PROBLEM DETAILS: Comb the records below for the string "abfh" and copy each line where it turns up.

SUPPLIED RECORDS:
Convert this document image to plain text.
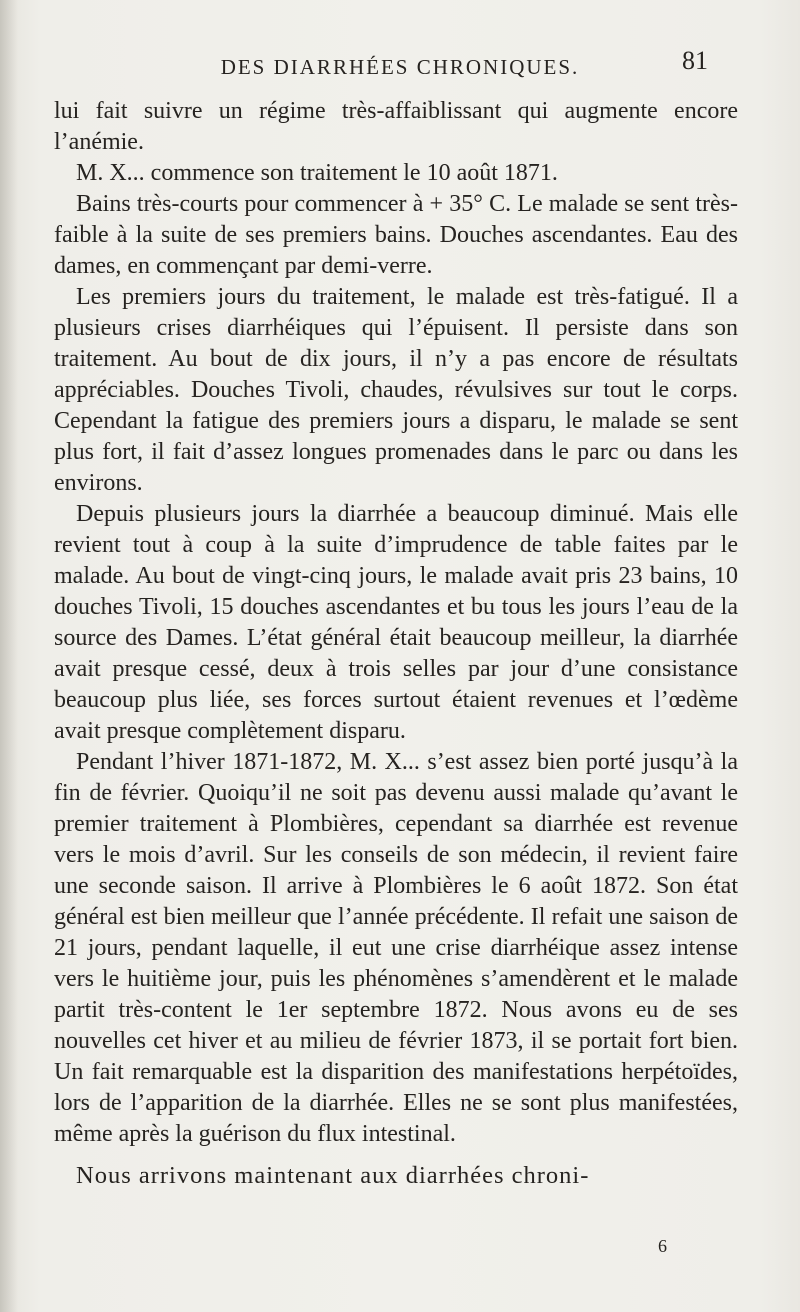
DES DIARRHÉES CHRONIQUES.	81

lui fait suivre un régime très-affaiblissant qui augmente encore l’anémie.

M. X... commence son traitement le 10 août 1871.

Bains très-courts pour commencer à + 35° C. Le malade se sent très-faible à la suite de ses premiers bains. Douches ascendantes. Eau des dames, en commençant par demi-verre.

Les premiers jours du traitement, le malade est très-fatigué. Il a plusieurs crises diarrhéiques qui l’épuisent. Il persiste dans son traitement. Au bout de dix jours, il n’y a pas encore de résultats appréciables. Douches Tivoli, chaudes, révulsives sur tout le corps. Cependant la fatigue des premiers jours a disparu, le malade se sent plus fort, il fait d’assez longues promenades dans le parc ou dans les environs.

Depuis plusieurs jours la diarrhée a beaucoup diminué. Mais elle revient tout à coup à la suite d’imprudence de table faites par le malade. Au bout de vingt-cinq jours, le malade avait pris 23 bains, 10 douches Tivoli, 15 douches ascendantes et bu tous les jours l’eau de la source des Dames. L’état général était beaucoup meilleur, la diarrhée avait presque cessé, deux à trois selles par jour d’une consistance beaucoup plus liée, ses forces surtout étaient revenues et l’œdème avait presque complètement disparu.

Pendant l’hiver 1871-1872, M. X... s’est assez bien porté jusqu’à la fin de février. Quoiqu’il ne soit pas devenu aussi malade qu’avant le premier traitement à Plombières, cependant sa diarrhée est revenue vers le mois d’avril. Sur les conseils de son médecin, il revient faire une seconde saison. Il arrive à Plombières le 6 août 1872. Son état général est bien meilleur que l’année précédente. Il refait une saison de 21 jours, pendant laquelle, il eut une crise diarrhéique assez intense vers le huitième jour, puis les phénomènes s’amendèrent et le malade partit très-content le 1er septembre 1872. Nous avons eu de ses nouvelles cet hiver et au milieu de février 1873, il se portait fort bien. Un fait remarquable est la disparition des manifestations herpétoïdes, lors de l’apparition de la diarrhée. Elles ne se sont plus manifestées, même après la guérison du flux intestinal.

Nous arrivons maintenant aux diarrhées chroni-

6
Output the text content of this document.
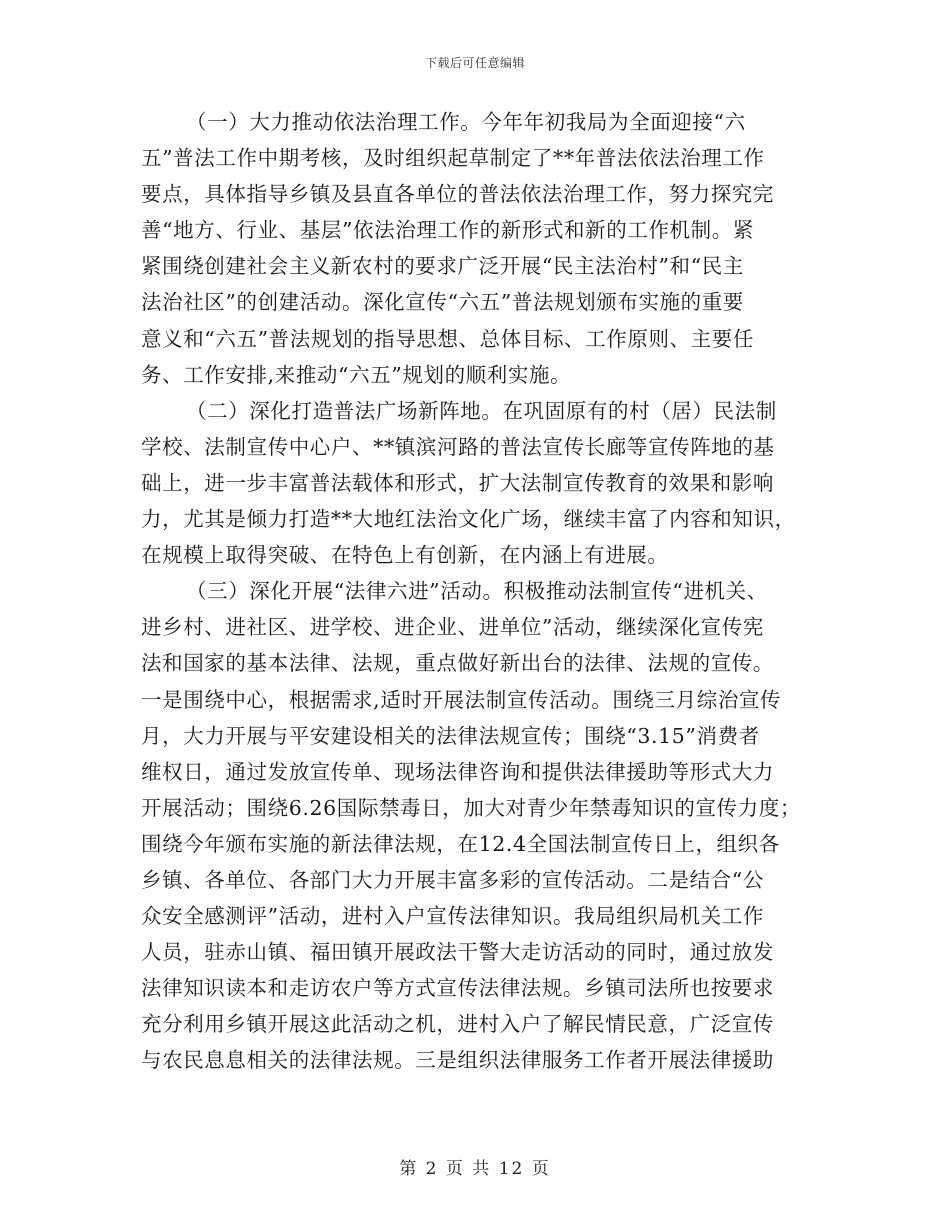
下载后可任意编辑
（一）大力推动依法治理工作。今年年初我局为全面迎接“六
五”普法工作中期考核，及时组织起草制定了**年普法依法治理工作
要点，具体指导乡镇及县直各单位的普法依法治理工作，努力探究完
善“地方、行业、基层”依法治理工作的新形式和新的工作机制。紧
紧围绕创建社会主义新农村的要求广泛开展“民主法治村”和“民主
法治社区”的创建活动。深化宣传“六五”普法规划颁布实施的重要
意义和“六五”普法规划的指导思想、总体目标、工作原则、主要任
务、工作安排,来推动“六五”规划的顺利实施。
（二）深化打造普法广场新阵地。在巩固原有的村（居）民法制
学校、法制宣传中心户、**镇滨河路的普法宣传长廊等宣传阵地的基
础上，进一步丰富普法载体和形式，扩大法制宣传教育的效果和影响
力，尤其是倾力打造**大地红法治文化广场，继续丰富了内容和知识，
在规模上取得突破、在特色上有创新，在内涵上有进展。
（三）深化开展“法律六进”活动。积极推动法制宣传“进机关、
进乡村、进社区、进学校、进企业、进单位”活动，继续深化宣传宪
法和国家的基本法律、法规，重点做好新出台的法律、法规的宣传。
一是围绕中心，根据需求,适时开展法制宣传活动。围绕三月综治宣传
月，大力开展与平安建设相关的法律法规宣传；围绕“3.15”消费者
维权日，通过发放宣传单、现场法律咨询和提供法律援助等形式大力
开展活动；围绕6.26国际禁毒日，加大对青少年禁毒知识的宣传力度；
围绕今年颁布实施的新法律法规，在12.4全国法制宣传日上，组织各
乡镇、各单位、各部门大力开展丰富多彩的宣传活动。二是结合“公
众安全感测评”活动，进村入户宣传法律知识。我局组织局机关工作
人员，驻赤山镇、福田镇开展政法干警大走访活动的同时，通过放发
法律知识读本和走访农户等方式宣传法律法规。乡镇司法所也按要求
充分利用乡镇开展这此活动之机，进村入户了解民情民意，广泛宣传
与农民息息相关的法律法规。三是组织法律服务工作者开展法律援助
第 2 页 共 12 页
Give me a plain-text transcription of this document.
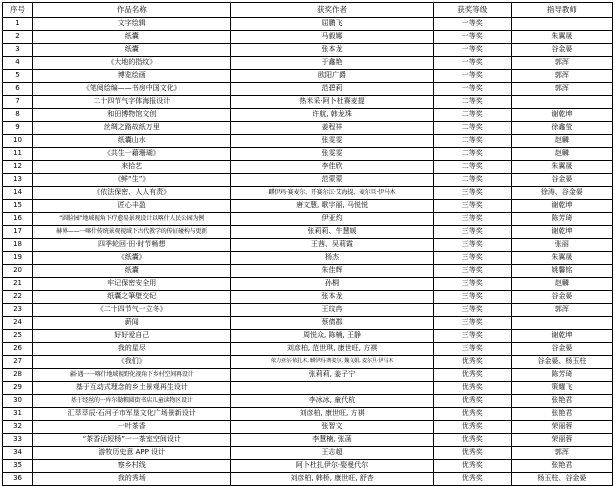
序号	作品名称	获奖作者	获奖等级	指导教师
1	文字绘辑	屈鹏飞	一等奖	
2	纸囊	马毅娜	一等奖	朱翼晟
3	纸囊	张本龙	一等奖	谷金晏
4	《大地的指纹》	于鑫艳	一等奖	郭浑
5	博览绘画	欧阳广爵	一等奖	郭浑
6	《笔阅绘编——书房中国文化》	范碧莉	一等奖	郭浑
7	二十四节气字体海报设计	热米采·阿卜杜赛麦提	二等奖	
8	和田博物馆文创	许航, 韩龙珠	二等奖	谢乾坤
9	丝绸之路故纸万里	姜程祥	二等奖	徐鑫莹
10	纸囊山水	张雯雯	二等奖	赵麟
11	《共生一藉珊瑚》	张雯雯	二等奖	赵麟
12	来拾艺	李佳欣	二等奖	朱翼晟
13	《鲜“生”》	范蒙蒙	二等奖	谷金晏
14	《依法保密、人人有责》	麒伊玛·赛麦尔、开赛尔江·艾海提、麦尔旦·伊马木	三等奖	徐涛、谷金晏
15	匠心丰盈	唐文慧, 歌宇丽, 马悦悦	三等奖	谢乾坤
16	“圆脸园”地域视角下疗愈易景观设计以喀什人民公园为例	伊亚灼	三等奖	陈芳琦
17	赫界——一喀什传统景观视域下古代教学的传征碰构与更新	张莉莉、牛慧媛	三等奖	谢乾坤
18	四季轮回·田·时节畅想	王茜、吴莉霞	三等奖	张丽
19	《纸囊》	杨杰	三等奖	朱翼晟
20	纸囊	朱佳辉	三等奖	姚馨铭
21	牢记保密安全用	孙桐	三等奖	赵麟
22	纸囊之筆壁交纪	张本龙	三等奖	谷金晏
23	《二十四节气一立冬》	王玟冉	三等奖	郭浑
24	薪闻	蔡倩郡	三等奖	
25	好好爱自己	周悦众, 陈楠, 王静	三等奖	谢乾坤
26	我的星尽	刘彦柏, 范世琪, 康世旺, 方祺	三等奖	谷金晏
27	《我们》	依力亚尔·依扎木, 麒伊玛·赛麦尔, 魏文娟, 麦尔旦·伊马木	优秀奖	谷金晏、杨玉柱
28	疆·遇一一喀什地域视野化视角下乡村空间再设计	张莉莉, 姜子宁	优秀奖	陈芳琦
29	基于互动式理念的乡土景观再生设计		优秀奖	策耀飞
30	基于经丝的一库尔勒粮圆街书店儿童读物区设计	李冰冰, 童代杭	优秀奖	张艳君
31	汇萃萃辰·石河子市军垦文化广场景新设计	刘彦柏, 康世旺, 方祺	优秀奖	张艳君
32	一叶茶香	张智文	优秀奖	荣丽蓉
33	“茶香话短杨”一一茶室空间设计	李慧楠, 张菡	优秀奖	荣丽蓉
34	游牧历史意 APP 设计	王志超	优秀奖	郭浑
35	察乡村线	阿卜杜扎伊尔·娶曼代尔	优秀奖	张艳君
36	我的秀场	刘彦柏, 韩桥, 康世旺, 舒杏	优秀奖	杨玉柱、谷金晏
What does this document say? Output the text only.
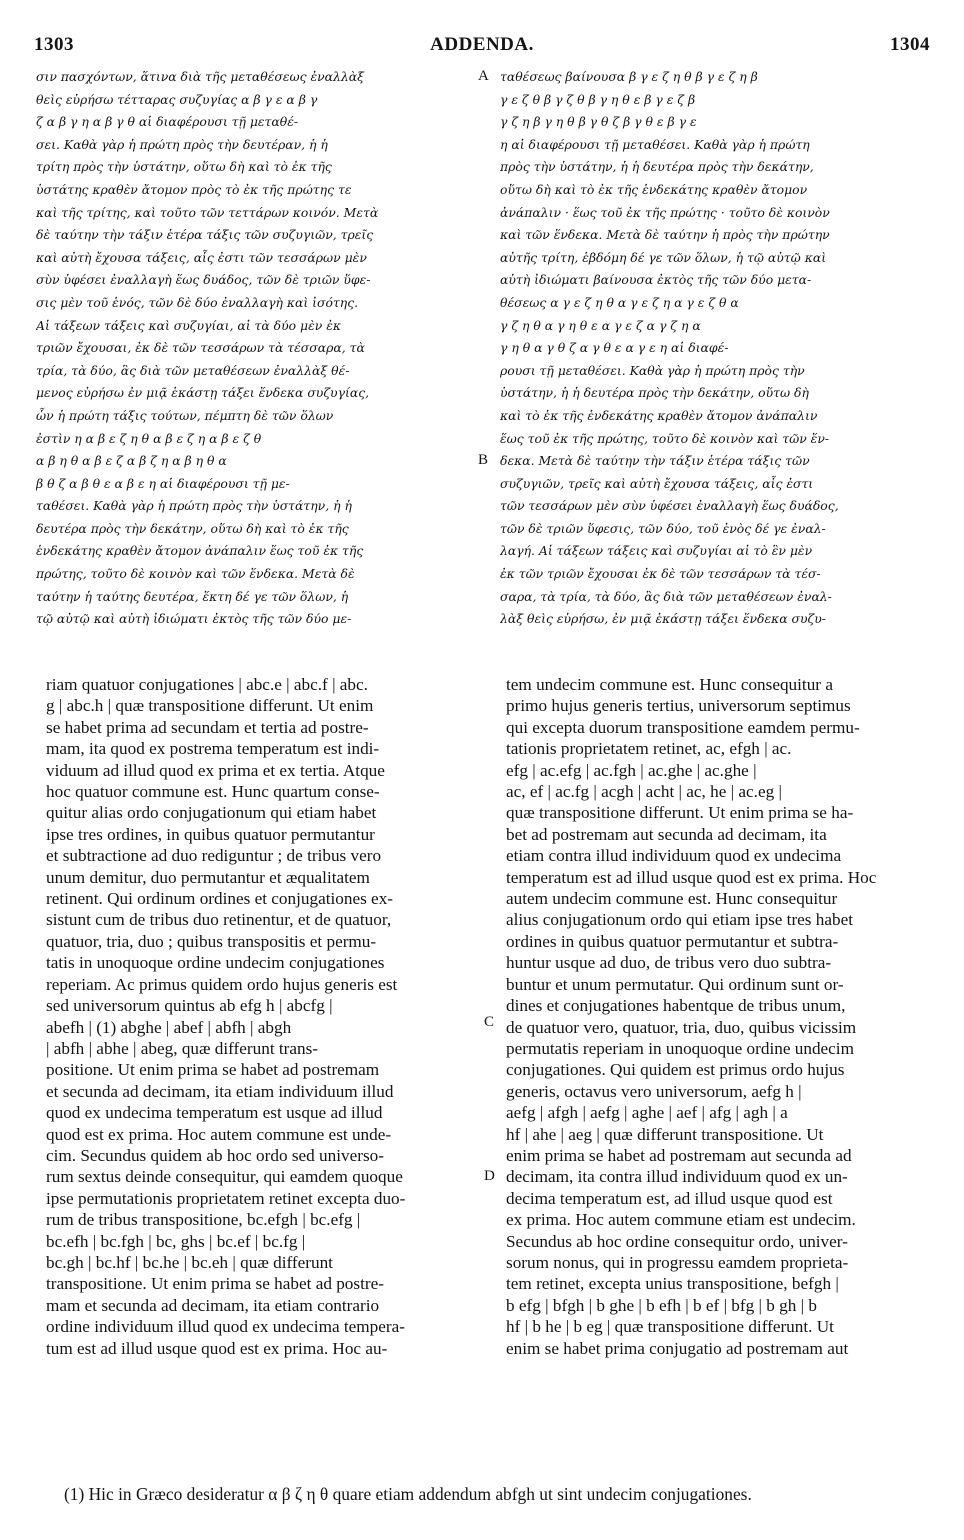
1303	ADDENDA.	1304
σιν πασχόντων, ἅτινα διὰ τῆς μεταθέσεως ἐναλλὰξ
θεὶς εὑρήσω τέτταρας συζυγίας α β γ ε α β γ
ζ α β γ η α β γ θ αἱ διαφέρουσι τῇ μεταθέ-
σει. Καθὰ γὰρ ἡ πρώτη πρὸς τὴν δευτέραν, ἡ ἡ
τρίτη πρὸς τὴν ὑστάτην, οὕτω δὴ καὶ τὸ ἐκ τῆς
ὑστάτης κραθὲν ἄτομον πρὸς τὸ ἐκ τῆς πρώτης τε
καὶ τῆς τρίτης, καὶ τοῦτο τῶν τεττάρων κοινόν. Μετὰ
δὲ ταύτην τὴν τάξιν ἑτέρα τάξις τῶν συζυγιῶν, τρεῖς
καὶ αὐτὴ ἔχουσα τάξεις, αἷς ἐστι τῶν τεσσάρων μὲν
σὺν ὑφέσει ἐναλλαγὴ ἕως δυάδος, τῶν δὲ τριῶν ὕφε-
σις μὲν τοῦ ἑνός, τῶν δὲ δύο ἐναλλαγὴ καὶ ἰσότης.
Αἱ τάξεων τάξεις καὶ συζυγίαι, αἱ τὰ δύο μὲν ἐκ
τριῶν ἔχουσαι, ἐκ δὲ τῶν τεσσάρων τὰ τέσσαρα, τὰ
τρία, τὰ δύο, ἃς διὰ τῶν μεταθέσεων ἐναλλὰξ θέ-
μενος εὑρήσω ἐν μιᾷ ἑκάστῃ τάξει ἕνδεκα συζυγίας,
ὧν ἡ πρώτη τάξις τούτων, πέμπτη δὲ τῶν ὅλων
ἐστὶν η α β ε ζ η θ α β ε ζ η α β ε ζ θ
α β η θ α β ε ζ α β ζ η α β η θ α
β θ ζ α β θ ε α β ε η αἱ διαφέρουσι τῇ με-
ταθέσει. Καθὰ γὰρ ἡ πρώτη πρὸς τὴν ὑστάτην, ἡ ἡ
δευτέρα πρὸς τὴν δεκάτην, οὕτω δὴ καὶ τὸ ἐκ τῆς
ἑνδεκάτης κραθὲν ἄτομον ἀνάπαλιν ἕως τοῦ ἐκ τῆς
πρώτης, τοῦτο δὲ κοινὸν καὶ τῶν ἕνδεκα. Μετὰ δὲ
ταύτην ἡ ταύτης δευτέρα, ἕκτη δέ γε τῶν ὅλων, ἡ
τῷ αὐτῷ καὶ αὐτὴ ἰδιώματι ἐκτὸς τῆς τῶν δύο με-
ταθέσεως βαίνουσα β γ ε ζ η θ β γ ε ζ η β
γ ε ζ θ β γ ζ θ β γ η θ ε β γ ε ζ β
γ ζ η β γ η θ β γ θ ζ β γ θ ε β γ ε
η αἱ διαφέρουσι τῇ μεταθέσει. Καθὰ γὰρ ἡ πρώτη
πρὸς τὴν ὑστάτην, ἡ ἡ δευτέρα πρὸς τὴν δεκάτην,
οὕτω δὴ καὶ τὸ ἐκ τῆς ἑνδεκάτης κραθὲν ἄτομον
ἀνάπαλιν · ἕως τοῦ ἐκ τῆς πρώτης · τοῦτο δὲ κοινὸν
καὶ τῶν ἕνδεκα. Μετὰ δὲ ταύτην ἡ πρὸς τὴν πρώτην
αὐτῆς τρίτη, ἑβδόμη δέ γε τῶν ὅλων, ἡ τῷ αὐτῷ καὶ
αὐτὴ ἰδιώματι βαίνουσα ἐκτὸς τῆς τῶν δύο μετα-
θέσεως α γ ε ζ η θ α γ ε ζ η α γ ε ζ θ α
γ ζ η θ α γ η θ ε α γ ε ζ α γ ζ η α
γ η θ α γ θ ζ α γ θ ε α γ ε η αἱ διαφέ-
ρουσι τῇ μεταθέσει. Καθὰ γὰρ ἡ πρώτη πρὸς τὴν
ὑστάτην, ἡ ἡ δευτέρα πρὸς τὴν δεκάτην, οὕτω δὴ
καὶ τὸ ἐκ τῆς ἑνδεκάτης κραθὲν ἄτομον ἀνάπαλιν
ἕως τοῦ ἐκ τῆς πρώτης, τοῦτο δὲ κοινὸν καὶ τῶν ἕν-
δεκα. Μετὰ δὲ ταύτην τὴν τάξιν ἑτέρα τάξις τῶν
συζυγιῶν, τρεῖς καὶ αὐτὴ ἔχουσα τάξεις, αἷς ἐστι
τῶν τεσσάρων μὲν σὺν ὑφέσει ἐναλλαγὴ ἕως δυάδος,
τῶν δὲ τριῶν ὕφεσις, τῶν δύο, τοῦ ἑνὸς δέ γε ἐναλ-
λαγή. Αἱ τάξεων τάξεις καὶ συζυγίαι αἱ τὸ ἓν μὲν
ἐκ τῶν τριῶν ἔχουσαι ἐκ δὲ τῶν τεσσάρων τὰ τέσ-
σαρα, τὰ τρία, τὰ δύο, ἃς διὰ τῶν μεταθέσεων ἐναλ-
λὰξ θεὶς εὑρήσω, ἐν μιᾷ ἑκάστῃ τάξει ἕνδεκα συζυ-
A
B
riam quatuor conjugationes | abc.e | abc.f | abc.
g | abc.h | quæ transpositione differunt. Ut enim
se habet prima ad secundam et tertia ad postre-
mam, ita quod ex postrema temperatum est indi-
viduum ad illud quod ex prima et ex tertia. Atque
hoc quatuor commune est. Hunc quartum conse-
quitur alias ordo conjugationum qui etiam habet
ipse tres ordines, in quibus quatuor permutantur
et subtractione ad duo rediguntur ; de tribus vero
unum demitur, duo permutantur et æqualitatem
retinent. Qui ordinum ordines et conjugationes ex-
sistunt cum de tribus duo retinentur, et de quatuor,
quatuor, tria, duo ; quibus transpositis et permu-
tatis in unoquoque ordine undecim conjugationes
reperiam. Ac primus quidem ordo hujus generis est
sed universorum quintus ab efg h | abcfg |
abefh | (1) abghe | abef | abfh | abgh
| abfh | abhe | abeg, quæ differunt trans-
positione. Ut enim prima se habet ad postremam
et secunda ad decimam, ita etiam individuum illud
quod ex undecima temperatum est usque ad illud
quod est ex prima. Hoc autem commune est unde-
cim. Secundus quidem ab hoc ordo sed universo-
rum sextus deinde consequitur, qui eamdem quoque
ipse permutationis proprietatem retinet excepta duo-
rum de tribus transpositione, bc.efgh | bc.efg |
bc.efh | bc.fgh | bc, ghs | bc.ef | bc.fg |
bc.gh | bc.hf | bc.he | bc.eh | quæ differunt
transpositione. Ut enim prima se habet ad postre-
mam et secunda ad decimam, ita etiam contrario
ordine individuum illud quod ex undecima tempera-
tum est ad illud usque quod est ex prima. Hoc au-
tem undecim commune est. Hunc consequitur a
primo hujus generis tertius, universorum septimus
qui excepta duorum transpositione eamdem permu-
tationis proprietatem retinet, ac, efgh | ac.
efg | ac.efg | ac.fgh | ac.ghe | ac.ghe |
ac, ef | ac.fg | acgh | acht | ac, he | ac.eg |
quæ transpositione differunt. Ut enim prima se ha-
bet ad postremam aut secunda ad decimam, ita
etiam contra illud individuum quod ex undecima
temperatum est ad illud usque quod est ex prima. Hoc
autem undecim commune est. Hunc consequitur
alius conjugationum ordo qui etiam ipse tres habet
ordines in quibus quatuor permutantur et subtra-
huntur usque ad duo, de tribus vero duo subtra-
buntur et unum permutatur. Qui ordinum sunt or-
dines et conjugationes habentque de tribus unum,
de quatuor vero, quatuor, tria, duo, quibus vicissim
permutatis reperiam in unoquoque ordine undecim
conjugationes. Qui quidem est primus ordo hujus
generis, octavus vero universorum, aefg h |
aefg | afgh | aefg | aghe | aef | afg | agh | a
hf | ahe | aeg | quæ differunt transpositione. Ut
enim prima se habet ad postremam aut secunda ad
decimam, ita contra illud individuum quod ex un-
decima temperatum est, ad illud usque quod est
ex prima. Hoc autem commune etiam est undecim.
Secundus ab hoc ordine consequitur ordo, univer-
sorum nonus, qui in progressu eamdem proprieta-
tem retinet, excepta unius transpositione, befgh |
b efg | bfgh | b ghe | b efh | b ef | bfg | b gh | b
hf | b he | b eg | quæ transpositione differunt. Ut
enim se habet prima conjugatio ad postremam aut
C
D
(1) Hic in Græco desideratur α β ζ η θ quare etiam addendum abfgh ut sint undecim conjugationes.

COMPLETED TASK:
abefh | (1) abghe | abef | abfh | abgh
| abfh | abhe | abeg, quæ differunt trans-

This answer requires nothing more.